[Entries with figure data]
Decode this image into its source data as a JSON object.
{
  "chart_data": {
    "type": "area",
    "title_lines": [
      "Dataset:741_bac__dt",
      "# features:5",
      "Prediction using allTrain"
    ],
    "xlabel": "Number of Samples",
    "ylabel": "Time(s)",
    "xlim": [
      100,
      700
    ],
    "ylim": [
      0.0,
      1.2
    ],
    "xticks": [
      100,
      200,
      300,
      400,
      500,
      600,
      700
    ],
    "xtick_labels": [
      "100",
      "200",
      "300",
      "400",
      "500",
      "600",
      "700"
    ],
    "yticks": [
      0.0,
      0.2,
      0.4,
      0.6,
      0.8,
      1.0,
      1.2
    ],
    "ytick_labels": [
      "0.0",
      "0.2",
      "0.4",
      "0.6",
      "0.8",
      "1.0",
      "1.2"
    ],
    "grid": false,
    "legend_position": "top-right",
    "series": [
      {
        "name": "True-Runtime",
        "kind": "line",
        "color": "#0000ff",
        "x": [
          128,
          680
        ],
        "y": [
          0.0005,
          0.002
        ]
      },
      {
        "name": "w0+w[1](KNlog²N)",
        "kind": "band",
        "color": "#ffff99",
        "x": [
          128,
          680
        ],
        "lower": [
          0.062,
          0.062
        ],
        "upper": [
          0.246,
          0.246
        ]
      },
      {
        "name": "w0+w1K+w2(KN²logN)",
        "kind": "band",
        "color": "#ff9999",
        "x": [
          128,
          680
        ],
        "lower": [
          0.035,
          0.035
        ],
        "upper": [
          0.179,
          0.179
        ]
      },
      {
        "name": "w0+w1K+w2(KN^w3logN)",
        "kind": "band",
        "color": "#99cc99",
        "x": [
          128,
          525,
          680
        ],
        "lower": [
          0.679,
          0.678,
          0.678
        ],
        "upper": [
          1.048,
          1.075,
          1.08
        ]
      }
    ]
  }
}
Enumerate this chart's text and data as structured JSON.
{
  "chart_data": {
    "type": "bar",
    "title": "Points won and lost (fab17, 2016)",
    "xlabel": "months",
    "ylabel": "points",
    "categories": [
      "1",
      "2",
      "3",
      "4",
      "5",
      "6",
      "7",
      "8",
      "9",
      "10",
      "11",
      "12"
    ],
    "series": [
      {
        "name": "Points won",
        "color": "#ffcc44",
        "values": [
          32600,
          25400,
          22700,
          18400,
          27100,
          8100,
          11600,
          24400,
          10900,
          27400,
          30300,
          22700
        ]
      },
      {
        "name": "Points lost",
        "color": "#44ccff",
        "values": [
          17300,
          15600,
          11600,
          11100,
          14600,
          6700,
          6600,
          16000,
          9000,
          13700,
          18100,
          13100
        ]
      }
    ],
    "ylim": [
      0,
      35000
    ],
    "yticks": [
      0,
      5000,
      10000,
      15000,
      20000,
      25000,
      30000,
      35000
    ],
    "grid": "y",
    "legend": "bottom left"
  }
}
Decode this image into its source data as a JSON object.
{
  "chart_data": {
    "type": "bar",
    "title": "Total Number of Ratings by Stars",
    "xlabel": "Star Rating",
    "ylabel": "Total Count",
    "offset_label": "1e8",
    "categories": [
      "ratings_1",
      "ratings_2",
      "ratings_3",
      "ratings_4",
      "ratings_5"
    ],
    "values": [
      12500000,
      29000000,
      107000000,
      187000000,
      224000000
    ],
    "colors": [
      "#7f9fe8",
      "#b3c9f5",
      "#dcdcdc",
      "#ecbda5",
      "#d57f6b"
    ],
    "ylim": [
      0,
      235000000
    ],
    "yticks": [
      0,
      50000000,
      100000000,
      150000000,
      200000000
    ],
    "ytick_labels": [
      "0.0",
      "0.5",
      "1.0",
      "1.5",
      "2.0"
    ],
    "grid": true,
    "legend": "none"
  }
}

PROMPT ▸ Reproduce the entire listing word for word.

SOLUTION FOR THIS TASK ▸
Decode this image into its source data as a JSON object.
{
  "chart_data": {
    "type": "area",
    "title_lines": [
      "Dataset:741_bac__dt",
      "# features:5",
      "Prediction using allTrain"
    ],
    "xlabel": "Number of Samples",
    "ylabel": "Time(s)",
    "xlim": [
      100,
      700
    ],
    "ylim": [
      0.0,
      1.2
    ],
    "xticks": [
      100,
      200,
      300,
      400,
      500,
      600,
      700
    ],
    "xtick_labels": [
      "100",
      "200",
      "300",
      "400",
      "500",
      "600",
      "700"
    ],
    "yticks": [
      0.0,
      0.2,
      0.4,
      0.6,
      0.8,
      1.0,
      1.2
    ],
    "ytick_labels": [
      "0.0",
      "0.2",
      "0.4",
      "0.6",
      "0.8",
      "1.0",
      "1.2"
    ],
    "grid": false,
    "legend_position": "top-right",
    "series": [
      {
        "name": "True-Runtime",
        "kind": "line",
        "color": "#0000ff",
        "x": [
          128,
          680
        ],
        "y": [
          0.0005,
          0.002
        ]
      },
      {
        "name": "w0+w[1](KNlog²N)",
        "kind": "band",
        "color": "#ffff99",
        "x": [
          128,
          680
        ],
        "lower": [
          0.062,
          0.062
        ],
        "upper": [
          0.246,
          0.246
        ]
      },
      {
        "name": "w0+w1K+w2(KN²logN)",
        "kind": "band",
        "color": "#ff9999",
        "x": [
          128,
          680
        ],
        "lower": [
          0.035,
          0.035
        ],
        "upper": [
          0.179,
          0.179
        ]
      },
      {
        "name": "w0+w1K+w2(KN^w3logN)",
        "kind": "band",
        "color": "#99cc99",
        "x": [
          128,
          525,
          680
        ],
        "lower": [
          0.679,
          0.678,
          0.678
        ],
        "upper": [
          1.048,
          1.075,
          1.08
        ]
      }
    ]
  }
}
Enumerate this chart's text and data as structured JSON.
{
  "chart_data": {
    "type": "bar",
    "title": "Points won and lost (fab17, 2016)",
    "xlabel": "months",
    "ylabel": "points",
    "categories": [
      "1",
      "2",
      "3",
      "4",
      "5",
      "6",
      "7",
      "8",
      "9",
      "10",
      "11",
      "12"
    ],
    "series": [
      {
        "name": "Points won",
        "color": "#ffcc44",
        "values": [
          32600,
          25400,
          22700,
          18400,
          27100,
          8100,
          11600,
          24400,
          10900,
          27400,
          30300,
          22700
        ]
      },
      {
        "name": "Points lost",
        "color": "#44ccff",
        "values": [
          17300,
          15600,
          11600,
          11100,
          14600,
          6700,
          6600,
          16000,
          9000,
          13700,
          18100,
          13100
        ]
      }
    ],
    "ylim": [
      0,
      35000
    ],
    "yticks": [
      0,
      5000,
      10000,
      15000,
      20000,
      25000,
      30000,
      35000
    ],
    "grid": "y",
    "legend": "bottom left"
  }
}
Decode this image into its source data as a JSON object.
{
  "chart_data": {
    "type": "bar",
    "title": "Total Number of Ratings by Stars",
    "xlabel": "Star Rating",
    "ylabel": "Total Count",
    "offset_label": "1e8",
    "categories": [
      "ratings_1",
      "ratings_2",
      "ratings_3",
      "ratings_4",
      "ratings_5"
    ],
    "values": [
      12500000,
      29000000,
      107000000,
      187000000,
      224000000
    ],
    "colors": [
      "#7f9fe8",
      "#b3c9f5",
      "#dcdcdc",
      "#ecbda5",
      "#d57f6b"
    ],
    "ylim": [
      0,
      235000000
    ],
    "yticks": [
      0,
      50000000,
      100000000,
      150000000,
      200000000
    ],
    "ytick_labels": [
      "0.0",
      "0.5",
      "1.0",
      "1.5",
      "2.0"
    ],
    "grid": true,
    "legend": "none"
  }
}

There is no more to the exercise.